§ LISTED RECORDS
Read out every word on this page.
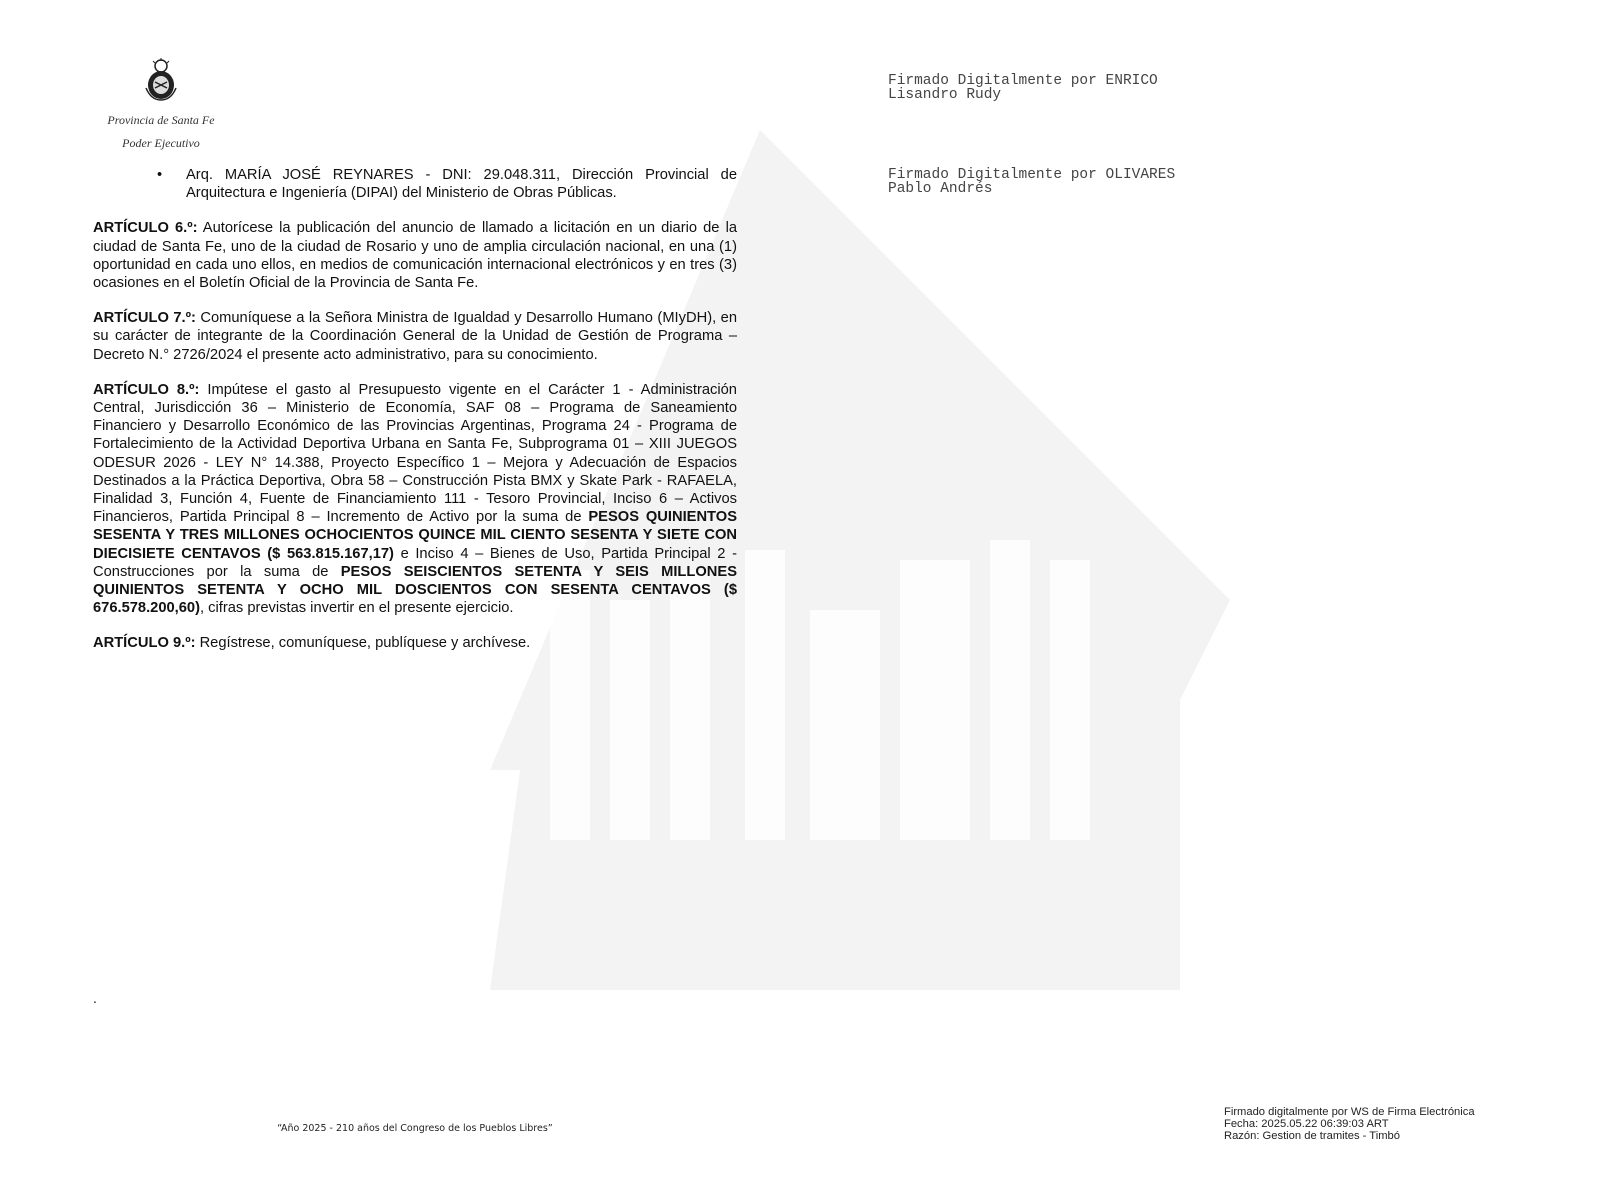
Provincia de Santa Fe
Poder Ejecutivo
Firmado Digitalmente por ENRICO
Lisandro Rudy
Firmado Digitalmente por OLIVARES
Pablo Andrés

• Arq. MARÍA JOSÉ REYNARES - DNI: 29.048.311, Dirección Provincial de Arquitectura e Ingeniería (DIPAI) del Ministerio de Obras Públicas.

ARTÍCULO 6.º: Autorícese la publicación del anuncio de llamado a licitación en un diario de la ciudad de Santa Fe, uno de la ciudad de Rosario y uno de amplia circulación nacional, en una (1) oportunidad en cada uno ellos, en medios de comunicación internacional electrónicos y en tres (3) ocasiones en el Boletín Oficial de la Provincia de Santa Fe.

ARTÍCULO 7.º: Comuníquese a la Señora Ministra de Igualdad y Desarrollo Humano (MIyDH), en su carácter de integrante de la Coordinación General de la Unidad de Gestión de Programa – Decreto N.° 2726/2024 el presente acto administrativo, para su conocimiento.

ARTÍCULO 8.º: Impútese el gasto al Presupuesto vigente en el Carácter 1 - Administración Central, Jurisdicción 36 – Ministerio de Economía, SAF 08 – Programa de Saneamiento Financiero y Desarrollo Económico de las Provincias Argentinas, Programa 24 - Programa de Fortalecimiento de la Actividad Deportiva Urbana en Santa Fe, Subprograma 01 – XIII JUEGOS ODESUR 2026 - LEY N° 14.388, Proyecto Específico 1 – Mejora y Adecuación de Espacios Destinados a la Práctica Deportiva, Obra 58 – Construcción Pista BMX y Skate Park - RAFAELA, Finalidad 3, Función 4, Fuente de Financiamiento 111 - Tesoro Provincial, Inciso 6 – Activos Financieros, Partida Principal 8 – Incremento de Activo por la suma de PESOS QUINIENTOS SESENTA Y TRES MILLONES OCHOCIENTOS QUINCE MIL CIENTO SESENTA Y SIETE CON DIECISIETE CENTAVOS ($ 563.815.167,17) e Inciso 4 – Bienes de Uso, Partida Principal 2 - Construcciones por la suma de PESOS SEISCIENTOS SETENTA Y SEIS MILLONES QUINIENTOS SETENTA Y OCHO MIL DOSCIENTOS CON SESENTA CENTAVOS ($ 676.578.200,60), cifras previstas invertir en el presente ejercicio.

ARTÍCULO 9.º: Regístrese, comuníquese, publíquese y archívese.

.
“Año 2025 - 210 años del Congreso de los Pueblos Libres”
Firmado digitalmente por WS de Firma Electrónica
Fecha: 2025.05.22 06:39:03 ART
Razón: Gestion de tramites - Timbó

§ CHALLENGE
From the listing above, print every entry precisely and drop the pictures.

§ EXERCISE OUTPUT
Read out every word on this page.
Provincia de Santa Fe
Poder Ejecutivo
Firmado Digitalmente por ENRICO
Lisandro Rudy
Firmado Digitalmente por OLIVARES
Pablo Andrés

• Arq. MARÍA JOSÉ REYNARES - DNI: 29.048.311, Dirección Provincial de Arquitectura e Ingeniería (DIPAI) del Ministerio de Obras Públicas.

ARTÍCULO 6.º: Autorícese la publicación del anuncio de llamado a licitación en un diario de la ciudad de Santa Fe, uno de la ciudad de Rosario y uno de amplia circulación nacional, en una (1) oportunidad en cada uno ellos, en medios de comunicación internacional electrónicos y en tres (3) ocasiones en el Boletín Oficial de la Provincia de Santa Fe.

ARTÍCULO 7.º: Comuníquese a la Señora Ministra de Igualdad y Desarrollo Humano (MIyDH), en su carácter de integrante de la Coordinación General de la Unidad de Gestión de Programa – Decreto N.° 2726/2024 el presente acto administrativo, para su conocimiento.

ARTÍCULO 8.º: Impútese el gasto al Presupuesto vigente en el Carácter 1 - Administración Central, Jurisdicción 36 – Ministerio de Economía, SAF 08 – Programa de Saneamiento Financiero y Desarrollo Económico de las Provincias Argentinas, Programa 24 - Programa de Fortalecimiento de la Actividad Deportiva Urbana en Santa Fe, Subprograma 01 – XIII JUEGOS ODESUR 2026 - LEY N° 14.388, Proyecto Específico 1 – Mejora y Adecuación de Espacios Destinados a la Práctica Deportiva, Obra 58 – Construcción Pista BMX y Skate Park - RAFAELA, Finalidad 3, Función 4, Fuente de Financiamiento 111 - Tesoro Provincial, Inciso 6 – Activos Financieros, Partida Principal 8 – Incremento de Activo por la suma de PESOS QUINIENTOS SESENTA Y TRES MILLONES OCHOCIENTOS QUINCE MIL CIENTO SESENTA Y SIETE CON DIECISIETE CENTAVOS ($ 563.815.167,17) e Inciso 4 – Bienes de Uso, Partida Principal 2 - Construcciones por la suma de PESOS SEISCIENTOS SETENTA Y SEIS MILLONES QUINIENTOS SETENTA Y OCHO MIL DOSCIENTOS CON SESENTA CENTAVOS ($ 676.578.200,60), cifras previstas invertir en el presente ejercicio.

ARTÍCULO 9.º: Regístrese, comuníquese, publíquese y archívese.

.
“Año 2025 - 210 años del Congreso de los Pueblos Libres”
Firmado digitalmente por WS de Firma Electrónica
Fecha: 2025.05.22 06:39:03 ART
Razón: Gestion de tramites - Timbó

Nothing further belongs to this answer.